[Collected data]
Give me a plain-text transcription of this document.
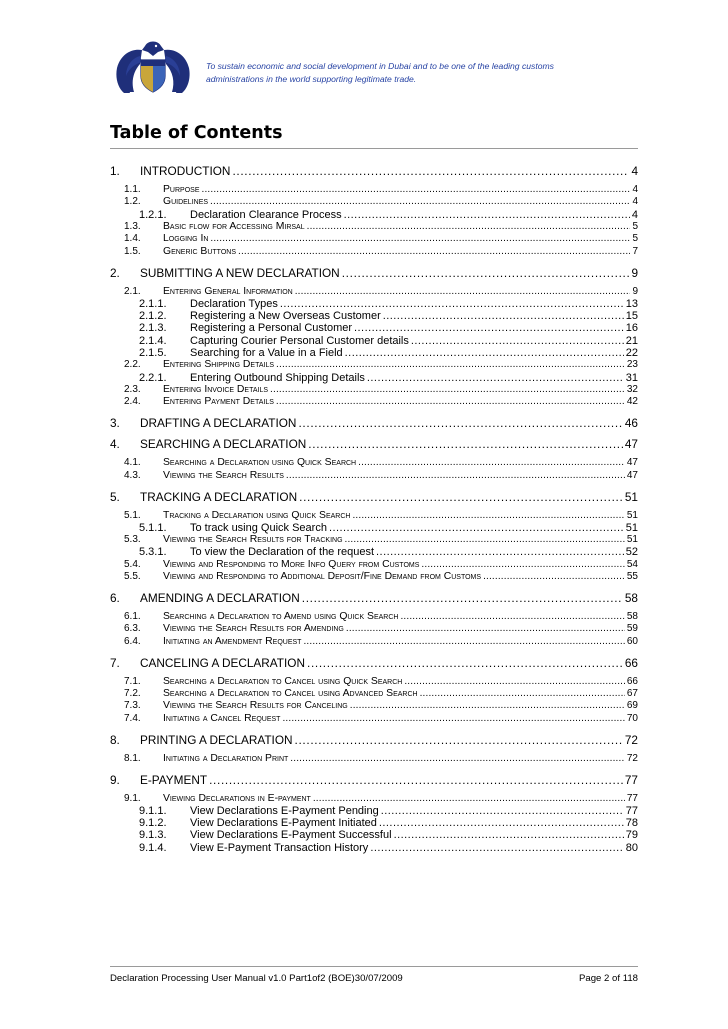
To sustain economic and social development in Dubai and to be one of the leading customs
administrations in the world supporting legitimate trade.
Table of Contents
1. INTRODUCTION . . .	4
1.1. Purpose . . .	4
1.2. Guidelines . . .	4
1.2.1. Declaration Clearance Process . . .	4
1.3. Basic flow for Accessing Mirsal . . .	5
1.4. Logging In . . .	5
1.5. Generic Buttons . . .	7
2. SUBMITTING A NEW DECLARATION . . .	9
2.1. Entering General Information . . .	9
2.1.1. Declaration Types . . .	13
2.1.2. Registering a New Overseas Customer . . .	15
2.1.3. Registering a Personal Customer . . .	16
2.1.4. Capturing Courier Personal Customer details . . .	21
2.1.5. Searching for a Value in a Field . . .	22
2.2. Entering Shipping Details . . .	23
2.2.1. Entering Outbound Shipping Details . . .	31
2.3. Entering Invoice Details . . .	32
2.4. Entering Payment Details . . .	42
3. DRAFTING A DECLARATION . . .	46
4. SEARCHING A DECLARATION . . .	47
4.1. Searching a Declaration using Quick Search . . .	47
4.3. Viewing the Search Results . . .	47
5. TRACKING A DECLARATION . . .	51
5.1. Tracking a Declaration using Quick Search . . .	51
5.1.1. To track using Quick Search . . .	51
5.3. Viewing the Search Results for Tracking . . .	51
5.3.1. To view the Declaration of the request . . .	52
5.4. Viewing and Responding to More Info Query from Customs . . .	54
5.5. Viewing and Responding to Additional Deposit/Fine Demand from Customs . . .	55
6. AMENDING A DECLARATION . . .	58
6.1. Searching a Declaration to Amend using Quick Search . . .	58
6.3. Viewing the Search Results for Amending . . .	59
6.4. Initiating an Amendment Request . . .	60
7. CANCELING A DECLARATION . . .	66
7.1. Searching a Declaration to Cancel using Quick Search . . .	66
7.2. Searching a Declaration to Cancel using Advanced Search . . .	67
7.3. Viewing the Search Results for Canceling . . .	69
7.4. Initiating a Cancel Request . . .	70
8. PRINTING A DECLARATION . . .	72
8.1. Initiating a Declaration Print . . .	72
9. E-PAYMENT . . .	77
9.1. Viewing Declarations in E-payment . . .	77
9.1.1. View Declarations E-Payment Pending . . .	77
9.1.2. View Declarations E-Payment Initiated . . .	78
9.1.3. View Declarations E-Payment Successful . . .	79
9.1.4. View E-Payment Transaction History . . .	80
Declaration Processing User Manual v1.0 Part1of2 (BOE)30/07/2009	Page 2 of 118
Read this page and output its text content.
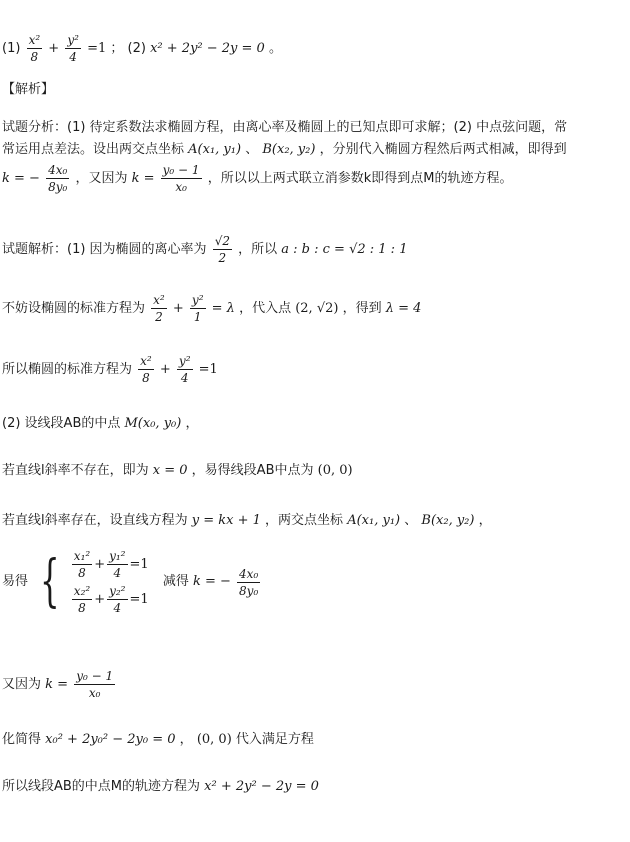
$(1) \frac{\text{x²}}{8} + \frac{\text{y²}}{4} =1$ ； (2) x² + 2y² − 2y = 0 。
【解析】
试题分析：(1) 待定系数法求椭圆方程，由离心率及椭圆上的已知点即可求解；(2) 中点弦问题，常
常运用点差法。设出两交点坐标 A(x₁, y₁) 、 B(x₂, y₂) ，分别代入椭圆方程然后两式相减，即得到
k = − $\frac{\text{4x₀}}{\text{8y₀}}$ ，又因为 $k = \frac{\text{y₀ − 1}}{\text{x₀}}$ ，所以以上两式联立消参数k即得到点M的轨迹方程。
试题解析：(1) 因为椭圆的离心率为 $\frac{√2}{2}$ ，所以 a : b : c = √2 : 1 : 1
不妨设椭圆的标准方程为 $\frac{\text{x²}}{2} + \frac{\text{y²}}{1} = \lambda$ ，代入点 (2, √2) ，得到 λ = 4
所以椭圆的标准方程为 $\frac{\text{x²}}{8} + \frac{\text{y²}}{4} =1$
(2) 设线段AB的中点 M(x₀, y₀) ，
若直线l斜率不存在，即为 x = 0 ，易得线段AB中点为 (0, 0)
若直线l斜率存在，设直线方程为 y = kx + 1 ，两交点坐标 A(x₁, y₁) 、 B(x₂, y₂) ，
易得 { $\frac{\text{x₁²}}{8} + \frac{\text{y₁²}}{4} =1$
$\frac{\text{x₂²}}{8} + \frac{\text{y₂²}}{4} =1$
减得 k = − $\frac{\text{4x₀}}{\text{8y₀}}$
又因为 $k = \frac{\text{y₀ − 1}}{\text{x₀}}$
化简得 x₀² + 2y₀² − 2y₀ = 0 ， (0, 0) 代入满足方程
所以线段AB的中点M的轨迹方程为 x² + 2y² − 2y = 0
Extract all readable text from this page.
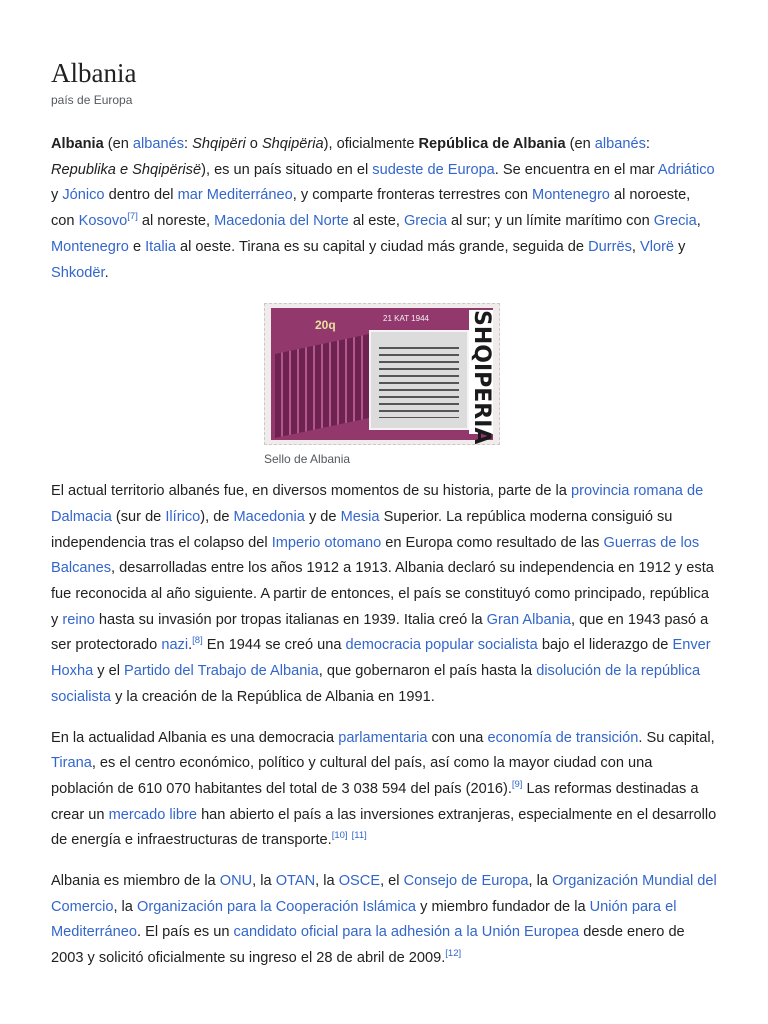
Albania
país de Europa

Albania (en albanés: Shqipëri o Shqipëria), oficialmente República de Albania (en albanés: Republika e Shqipërisë), es un país situado en el sudeste de Europa. Se encuentra en el mar Adriático y Jónico dentro del mar Mediterráneo, y comparte fronteras terrestres con Montenegro al noroeste, con Kosovo[7] al noreste, Macedonia del Norte al este, Grecia al sur; y un límite marítimo con Grecia, Montenegro e Italia al oeste. Tirana es su capital y ciudad más grande, seguida de Durrës, Vlorë y Shkodër.

20q	21 KAT 1944 SHQIPERIA
Sello de Albania

El actual territorio albanés fue, en diversos momentos de su historia, parte de la provincia romana de Dalmacia (sur de Ilírico), de Macedonia y de Mesia Superior. La república moderna consiguió su independencia tras el colapso del Imperio otomano en Europa como resultado de las Guerras de los Balcanes, desarrolladas entre los años 1912 a 1913. Albania declaró su independencia en 1912 y esta fue reconocida al año siguiente. A partir de entonces, el país se constituyó como principado, república y reino hasta su invasión por tropas italianas en 1939. Italia creó la Gran Albania, que en 1943 pasó a ser protectorado nazi.[8] En 1944 se creó una democracia popular socialista bajo el liderazgo de Enver Hoxha y el Partido del Trabajo de Albania, que gobernaron el país hasta la disolución de la república socialista y la creación de la República de Albania en 1991.

En la actualidad Albania es una democracia parlamentaria con una economía de transición. Su capital, Tirana, es el centro económico, político y cultural del país, así como la mayor ciudad con una población de 610 070 habitantes del total de 3 038 594 del país (2016).[9] Las reformas destinadas a crear un mercado libre han abierto el país a las inversiones extranjeras, especialmente en el desarrollo de energía e infraestructuras de transporte.[10] [11]

Albania es miembro de la ONU, la OTAN, la OSCE, el Consejo de Europa, la Organización Mundial del Comercio, la Organización para la Cooperación Islámica y miembro fundador de la Unión para el Mediterráneo. El país es un candidato oficial para la adhesión a la Unión Europea desde enero de 2003 y solicitó oficialmente su ingreso el 28 de abril de 2009.[12]
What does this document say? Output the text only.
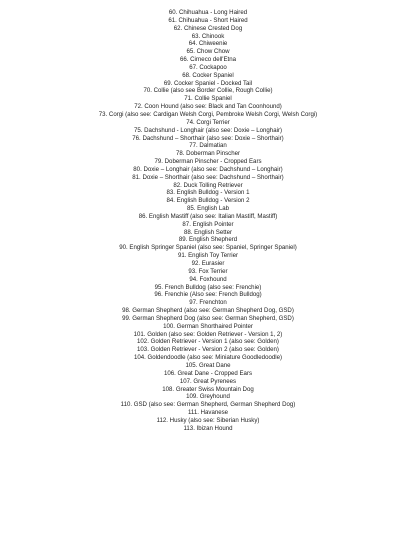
60. Chihuahua - Long Haired
61. Chihuahua - Short Haired
62. Chinese Crested Dog
63. Chinook
64. Chiweenie
65. Chow Chow
66. Cirneco dell'Etna
67. Cockapoo
68. Cocker Spaniel
69. Cocker Spaniel - Docked Tail
70. Collie (also see Border Collie, Rough Collie)
71. Collie Spaniel
72. Coon Hound (also see: Black and Tan Coonhound)
73. Corgi (also see: Cardigan Welsh Corgi, Pembroke Welsh Corgi, Welsh Corgi)
74. Corgi Terrier
75. Dachshund - Longhair (also see: Doxie – Longhair)
76. Dachshund – Shorthair (also see: Doxie – Shorthair)
77. Dalmatian
78. Doberman Pinscher
79. Doberman Pinscher - Cropped Ears
80. Doxie – Longhair (also see: Dachshund – Longhair)
81. Doxie – Shorthair (also see: Dachshund – Shorthair)
82. Duck Tolling Retriever
83. English Bulldog - Version 1
84. English Bulldog - Version 2
85. English Lab
86. English Mastiff (also see: Italian Mastiff, Mastiff)
87. English Pointer
88. English Setter
89. English Shepherd
90. English Springer Spaniel (also see: Spaniel, Springer Spaniel)
91. English Toy Terrier
92. Eurasier
93. Fox Terrier
94. Foxhound
95. French Bulldog (also see: Frenchie)
96. Frenchie (Also see: French Bulldog)
97. Frenchton
98. German Shepherd (also see: German Shepherd Dog, GSD)
99. German Shepherd Dog (also see: German Shepherd, GSD)
100. German Shorthaired Pointer
101. Golden (also see: Golden Retriever - Version 1, 2)
102. Golden Retriever - Version 1 (also see: Golden)
103. Golden Retriever - Version 2 (also see: Golden)
104. Goldendoodle (also see: Miniature Goodledoodle)
105. Great Dane
106. Great Dane - Cropped Ears
107. Great Pyrenees
108. Greater Swiss Mountain Dog
109. Greyhound
110. GSD (also see: German Shepherd, German Shepherd Dog)
111. Havanese
112. Husky (also see: Siberian Husky)
113. Ibizan Hound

▶ WORK TO COMPLETE: Give the number of lines containing the word "using". No other answer is needed.

▶ FINISHED TASK: 6